Problem statement: Search the data below for "type"; list each line that holds it.

[Chart and figure data]
** BEGIN **

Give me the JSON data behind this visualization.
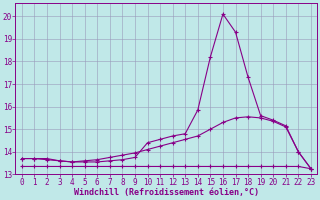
{
  "xlabel": "Windchill (Refroidissement éolien,°C)",
  "background_color": "#c0e8e8",
  "grid_color": "#9999bb",
  "line_color": "#880088",
  "xlim": [
    -0.5,
    23.5
  ],
  "ylim": [
    13.0,
    20.6
  ],
  "yticks": [
    13,
    14,
    15,
    16,
    17,
    18,
    19,
    20
  ],
  "xticks": [
    0,
    1,
    2,
    3,
    4,
    5,
    6,
    7,
    8,
    9,
    10,
    11,
    12,
    13,
    14,
    15,
    16,
    17,
    18,
    19,
    20,
    21,
    22,
    23
  ],
  "line1_x": [
    0,
    1,
    2,
    3,
    4,
    5,
    6,
    7,
    8,
    9,
    10,
    11,
    12,
    13,
    14,
    15,
    16,
    17,
    18,
    19,
    20,
    21,
    22,
    23
  ],
  "line1_y": [
    13.7,
    13.7,
    13.7,
    13.6,
    13.55,
    13.55,
    13.55,
    13.6,
    13.65,
    13.75,
    14.4,
    14.55,
    14.7,
    14.8,
    15.85,
    18.2,
    20.1,
    19.3,
    17.3,
    15.6,
    15.4,
    15.15,
    14.0,
    13.25
  ],
  "line2_x": [
    0,
    1,
    2,
    3,
    4,
    5,
    6,
    7,
    8,
    9,
    10,
    11,
    12,
    13,
    14,
    15,
    16,
    17,
    18,
    19,
    20,
    21,
    22,
    23
  ],
  "line2_y": [
    13.7,
    13.7,
    13.65,
    13.6,
    13.55,
    13.6,
    13.65,
    13.75,
    13.85,
    13.95,
    14.1,
    14.25,
    14.4,
    14.55,
    14.7,
    15.0,
    15.3,
    15.5,
    15.55,
    15.5,
    15.35,
    15.1,
    14.0,
    13.25
  ],
  "line3_x": [
    0,
    1,
    2,
    3,
    4,
    5,
    6,
    7,
    8,
    9,
    10,
    11,
    12,
    13,
    14,
    15,
    16,
    17,
    18,
    19,
    20,
    21,
    22,
    23
  ],
  "line3_y": [
    13.35,
    13.35,
    13.35,
    13.35,
    13.35,
    13.35,
    13.35,
    13.35,
    13.35,
    13.35,
    13.35,
    13.35,
    13.35,
    13.35,
    13.35,
    13.35,
    13.35,
    13.35,
    13.35,
    13.35,
    13.35,
    13.35,
    13.35,
    13.25
  ],
  "tick_fontsize": 5.5,
  "xlabel_fontsize": 6.0
}
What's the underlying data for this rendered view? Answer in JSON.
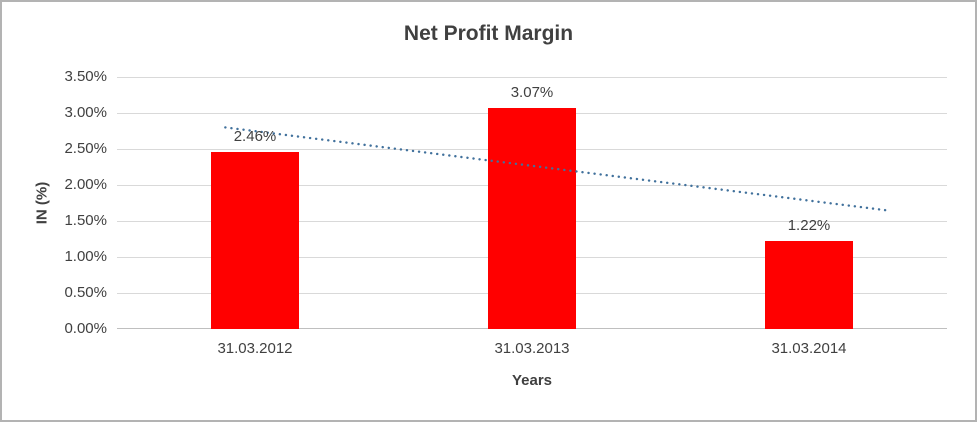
{
  "chart_data": {
    "type": "bar",
    "title": "Net Profit Margin",
    "xlabel": "Years",
    "ylabel": "IN (%)",
    "categories": [
      "31.03.2012",
      "31.03.2013",
      "31.03.2014"
    ],
    "values": [
      2.46,
      3.07,
      1.22
    ],
    "data_labels": [
      "2.46%",
      "3.07%",
      "1.22%"
    ],
    "ylim": [
      0,
      3.5
    ],
    "ytick_step": 0.5,
    "ytick_labels": [
      "0.00%",
      "0.50%",
      "1.00%",
      "1.50%",
      "2.00%",
      "2.50%",
      "3.00%",
      "3.50%"
    ],
    "grid": true,
    "legend": "none",
    "bar_color": "#ff0000",
    "axis_color": "#bfbfbf",
    "gridline_color": "#d9d9d9",
    "text_color": "#404040",
    "trendline": {
      "type": "linear",
      "style": "dotted",
      "color": "#41719c",
      "start_value": 2.8,
      "end_value": 1.65
    }
  }
}
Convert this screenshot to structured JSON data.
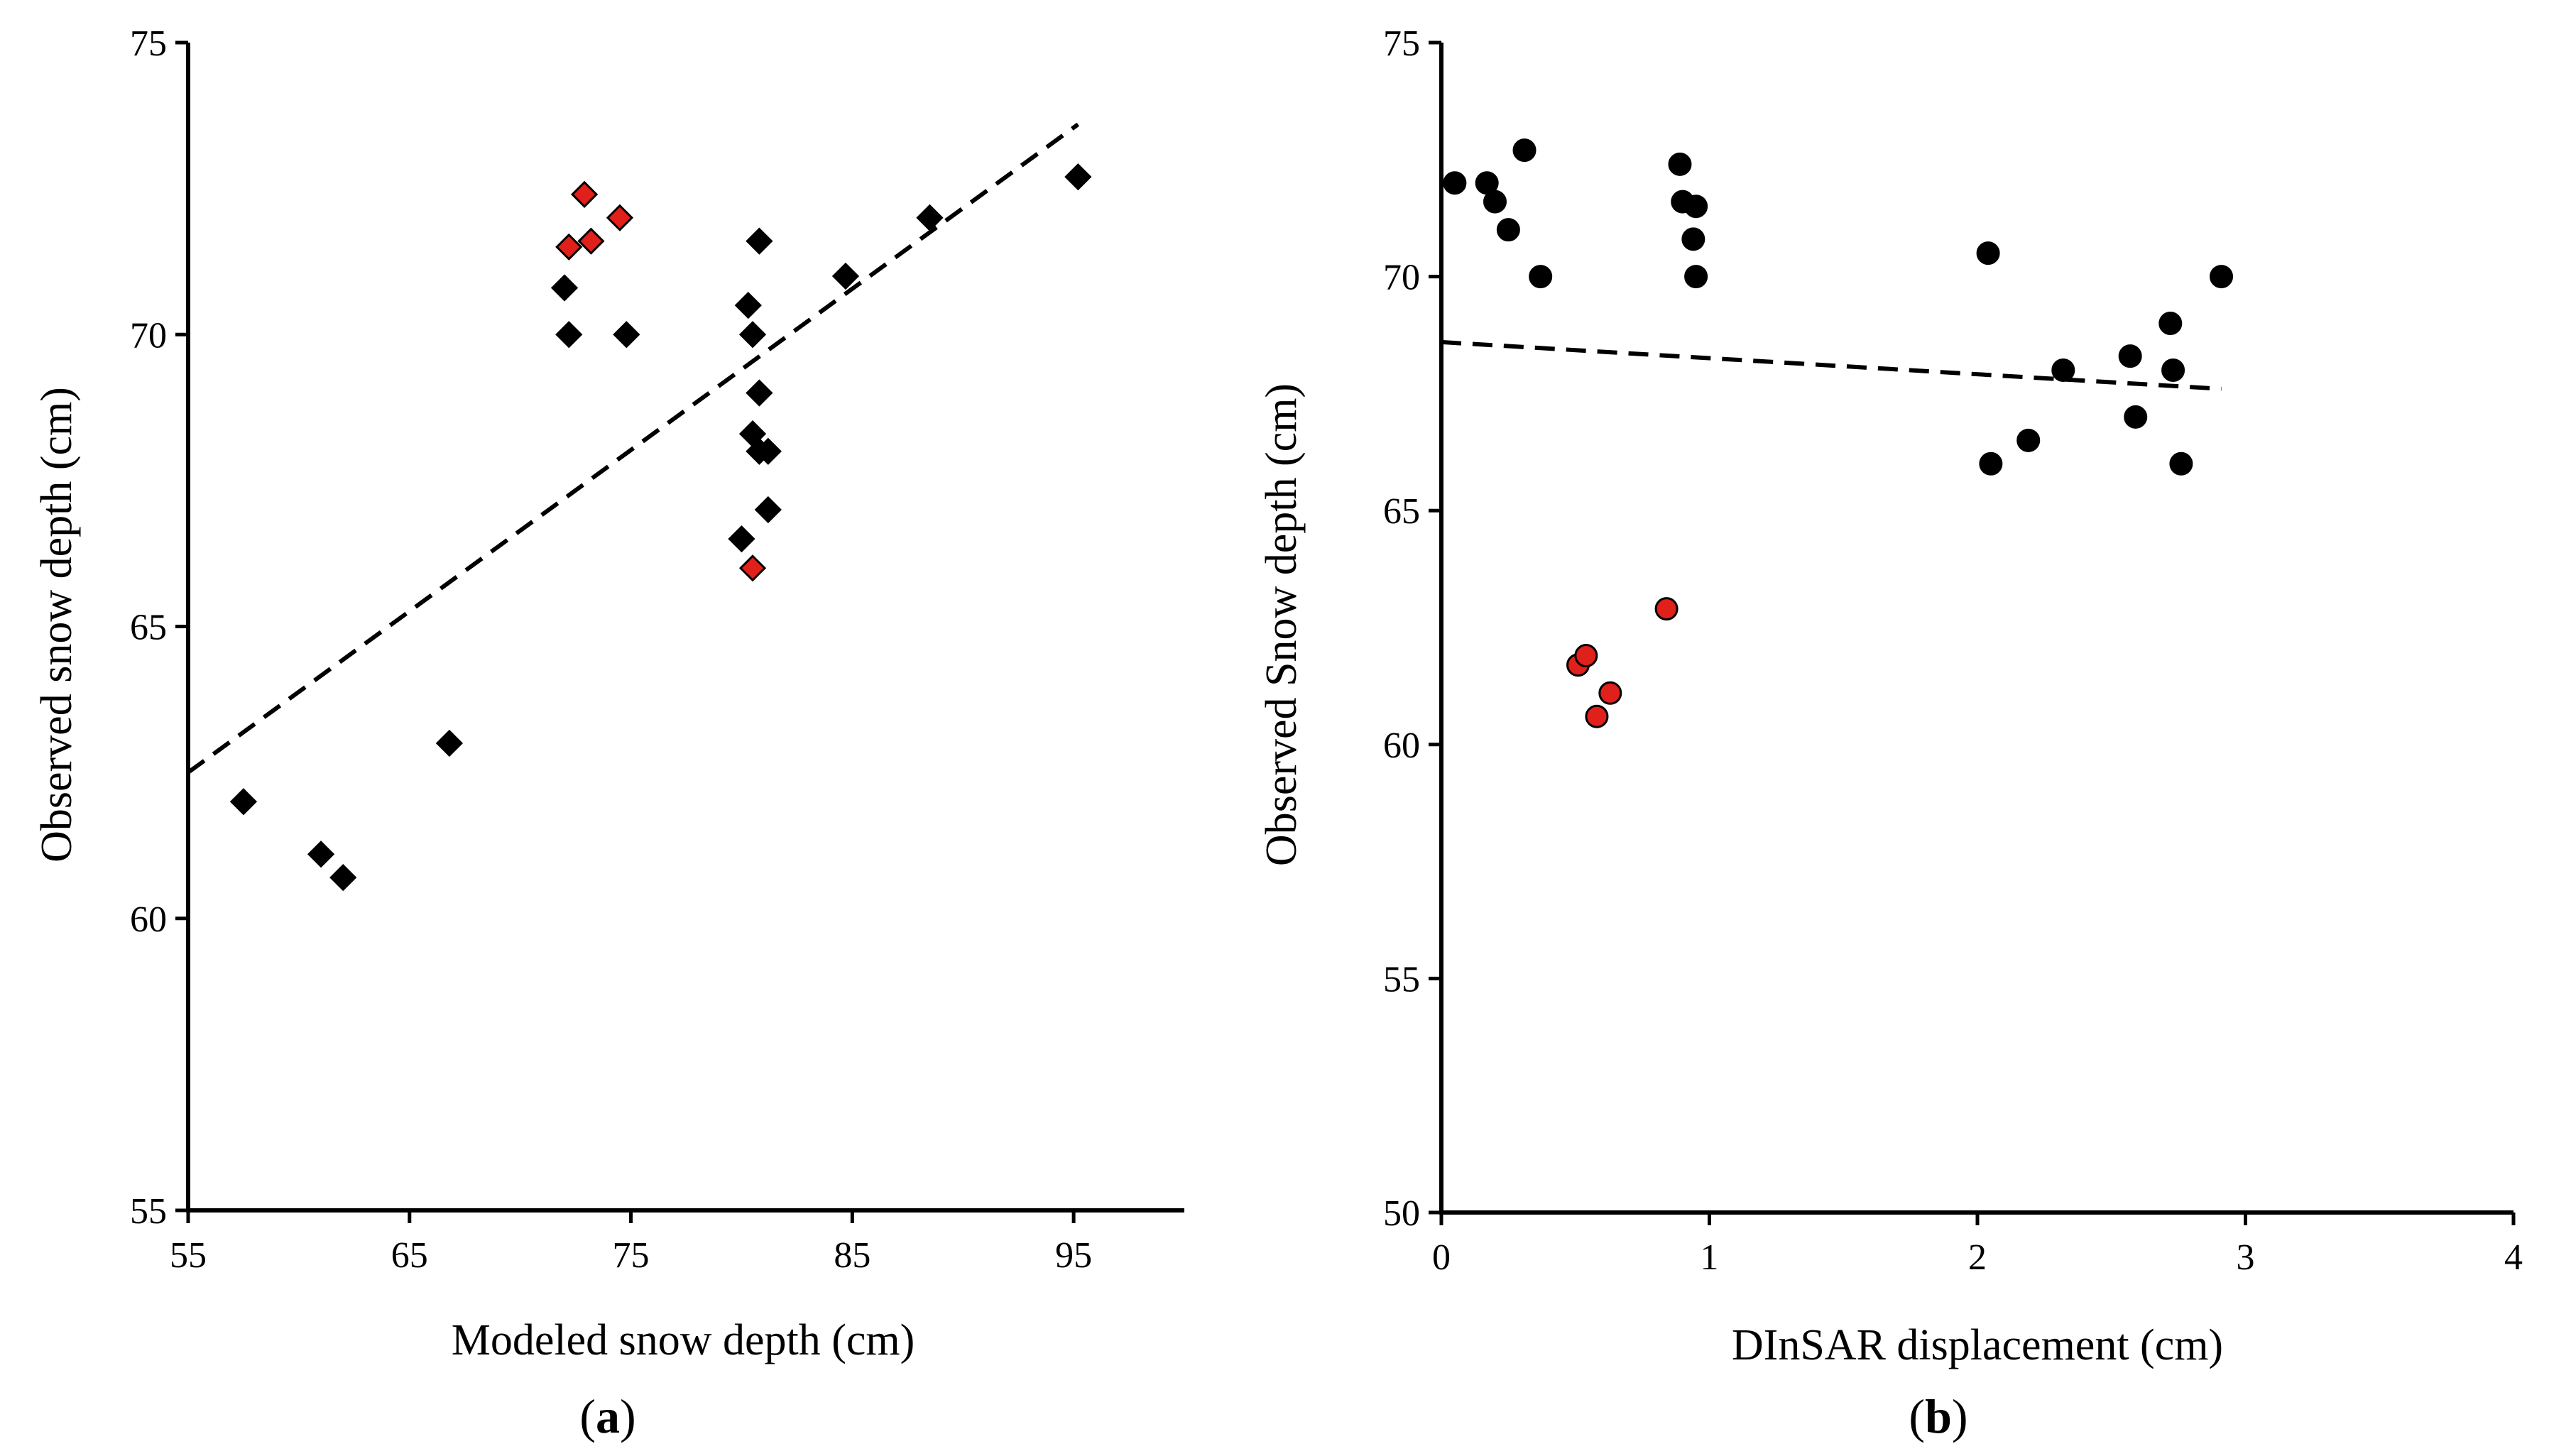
{
  "chart_data": [
    {
      "type": "scatter",
      "panel_label": "(a)",
      "panel_letter": "a",
      "xlabel": "Modeled snow depth (cm)",
      "ylabel": "Observed snow depth (cm)",
      "xlim": [
        55,
        100
      ],
      "ylim": [
        55,
        75
      ],
      "xticks": [
        "55",
        "65",
        "75",
        "85",
        "95"
      ],
      "yticks": [
        "55",
        "60",
        "65",
        "70",
        "75"
      ],
      "marker": "diamond",
      "colors": {
        "black": "#000000",
        "red": "#e0201b"
      },
      "series": [
        {
          "name": "black points",
          "color": "black",
          "points": [
            [
              57.5,
              62.0
            ],
            [
              61.0,
              61.1
            ],
            [
              62.0,
              60.7
            ],
            [
              66.8,
              63.0
            ],
            [
              72.0,
              70.8
            ],
            [
              72.2,
              70.0
            ],
            [
              74.8,
              70.0
            ],
            [
              80.3,
              70.5
            ],
            [
              80.5,
              70.0
            ],
            [
              80.8,
              71.6
            ],
            [
              80.5,
              68.3
            ],
            [
              80.8,
              69.0
            ],
            [
              80.8,
              68.0
            ],
            [
              81.2,
              68.0
            ],
            [
              81.2,
              67.0
            ],
            [
              80.0,
              66.5
            ],
            [
              84.7,
              71.0
            ],
            [
              88.5,
              72.0
            ],
            [
              95.2,
              72.7
            ]
          ]
        },
        {
          "name": "red points",
          "color": "red",
          "points": [
            [
              72.2,
              71.5
            ],
            [
              72.9,
              72.4
            ],
            [
              73.2,
              71.6
            ],
            [
              74.5,
              72.0
            ],
            [
              80.5,
              66.0
            ]
          ]
        }
      ],
      "trendline": {
        "style": "dashed",
        "x": [
          55,
          95.2
        ],
        "y": [
          62.5,
          73.6
        ]
      }
    },
    {
      "type": "scatter",
      "panel_label": "(b)",
      "panel_letter": "b",
      "xlabel": "DInSAR displacement  (cm)",
      "ylabel": "Observed Snow depth (cm)",
      "xlim": [
        0,
        4
      ],
      "ylim": [
        50,
        75
      ],
      "xticks": [
        "0",
        "1",
        "2",
        "3",
        "4"
      ],
      "yticks": [
        "50",
        "55",
        "60",
        "65",
        "70",
        "75"
      ],
      "marker": "circle",
      "colors": {
        "black": "#000000",
        "red": "#e0201b"
      },
      "series": [
        {
          "name": "black points",
          "color": "black",
          "points": [
            [
              0.05,
              72.0
            ],
            [
              0.17,
              72.0
            ],
            [
              0.2,
              71.6
            ],
            [
              0.25,
              71.0
            ],
            [
              0.31,
              72.7
            ],
            [
              0.37,
              70.0
            ],
            [
              0.89,
              72.4
            ],
            [
              0.9,
              71.6
            ],
            [
              0.95,
              71.5
            ],
            [
              0.94,
              70.8
            ],
            [
              0.95,
              70.0
            ],
            [
              2.04,
              70.5
            ],
            [
              2.05,
              66.0
            ],
            [
              2.19,
              66.5
            ],
            [
              2.32,
              68.0
            ],
            [
              2.57,
              68.3
            ],
            [
              2.59,
              67.0
            ],
            [
              2.72,
              69.0
            ],
            [
              2.73,
              68.0
            ],
            [
              2.76,
              66.0
            ],
            [
              2.91,
              70.0
            ]
          ]
        },
        {
          "name": "red points",
          "color": "red",
          "points": [
            [
              0.51,
              61.7
            ],
            [
              0.54,
              61.9
            ],
            [
              0.58,
              60.6
            ],
            [
              0.63,
              61.1
            ],
            [
              0.84,
              62.9
            ]
          ]
        }
      ],
      "trendline": {
        "style": "dashed",
        "x": [
          0.0,
          2.91
        ],
        "y": [
          68.6,
          67.6
        ]
      }
    }
  ]
}
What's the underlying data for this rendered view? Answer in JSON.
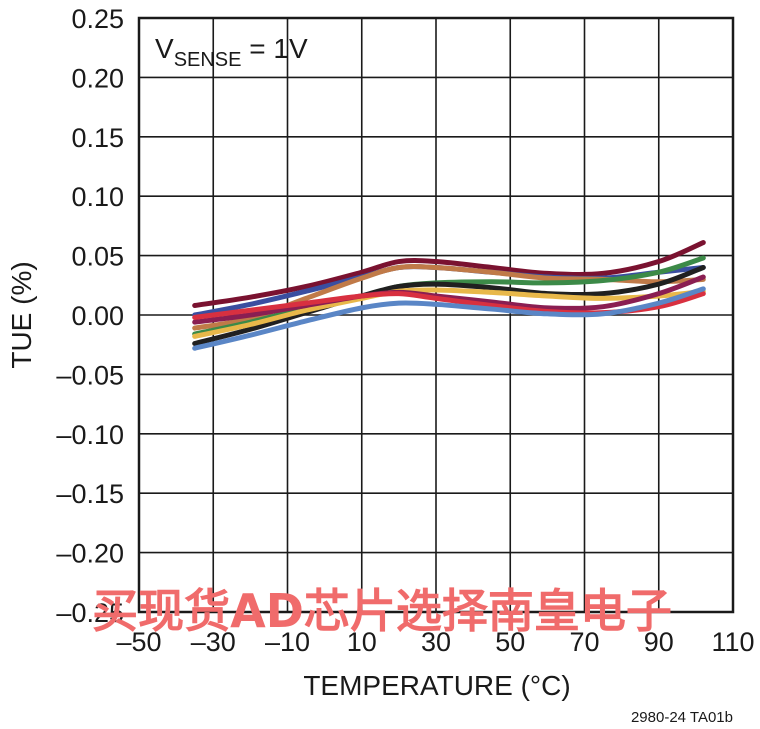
{
  "chart_data": {
    "type": "line",
    "title": "",
    "xlabel": "TEMPERATURE (°C)",
    "ylabel": "TUE (%)",
    "xlim": [
      -50,
      110
    ],
    "ylim": [
      -0.25,
      0.25
    ],
    "x_ticks": [
      -50,
      -30,
      -10,
      10,
      30,
      50,
      70,
      90,
      110
    ],
    "x_tick_labels": [
      "–50",
      "–30",
      "–10",
      "10",
      "30",
      "50",
      "70",
      "90",
      "110"
    ],
    "y_ticks": [
      0.25,
      0.2,
      0.15,
      0.1,
      0.05,
      0.0,
      -0.05,
      -0.1,
      -0.15,
      -0.2,
      -0.25
    ],
    "y_tick_labels": [
      "0.25",
      "0.20",
      "0.15",
      "0.10",
      "0.05",
      "0.00",
      "–0.05",
      "–0.10",
      "–0.15",
      "–0.20",
      "–0.25"
    ],
    "grid": true,
    "legend": "none",
    "annotation": {
      "main": "V",
      "sub": "SENSE",
      "rest": " = 1V"
    },
    "figure_id": "2980-24 TA01b",
    "x": [
      -35,
      -20,
      -5,
      10,
      20,
      30,
      45,
      60,
      75,
      90,
      102
    ],
    "series": [
      {
        "color": "#7a1230",
        "values": [
          0.008,
          0.015,
          0.024,
          0.036,
          0.045,
          0.045,
          0.04,
          0.035,
          0.035,
          0.045,
          0.061
        ]
      },
      {
        "color": "#3a4ea0",
        "values": [
          0.0,
          0.009,
          0.02,
          0.032,
          0.04,
          0.04,
          0.036,
          0.032,
          0.031,
          0.036,
          0.04
        ]
      },
      {
        "color": "#c07a48",
        "values": [
          -0.011,
          -0.003,
          0.014,
          0.031,
          0.04,
          0.04,
          0.036,
          0.031,
          0.03,
          0.028,
          0.03
        ]
      },
      {
        "color": "#3c8a48",
        "values": [
          -0.016,
          -0.006,
          0.006,
          0.016,
          0.024,
          0.027,
          0.028,
          0.027,
          0.029,
          0.036,
          0.048
        ]
      },
      {
        "color": "#202020",
        "values": [
          -0.024,
          -0.012,
          0.002,
          0.016,
          0.024,
          0.026,
          0.023,
          0.018,
          0.018,
          0.026,
          0.04
        ]
      },
      {
        "color": "#e8b84a",
        "values": [
          -0.018,
          -0.008,
          0.004,
          0.014,
          0.02,
          0.021,
          0.019,
          0.016,
          0.014,
          0.016,
          0.02
        ]
      },
      {
        "color": "#8a1e52",
        "values": [
          -0.006,
          0.0,
          0.008,
          0.016,
          0.019,
          0.016,
          0.011,
          0.006,
          0.007,
          0.018,
          0.032
        ]
      },
      {
        "color": "#d83040",
        "values": [
          -0.002,
          0.004,
          0.01,
          0.016,
          0.018,
          0.014,
          0.008,
          0.003,
          0.002,
          0.007,
          0.018
        ]
      },
      {
        "color": "#5a86c6",
        "values": [
          -0.028,
          -0.017,
          -0.005,
          0.006,
          0.01,
          0.009,
          0.005,
          0.001,
          0.001,
          0.01,
          0.022
        ]
      }
    ]
  },
  "watermark": "买现货AD芯片选择南皇电子"
}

** END **

Solved problem:
    "type": "bar",
      "type": "linear",
      "type": "scatter",
      "type": "scatter",
    "type": "line",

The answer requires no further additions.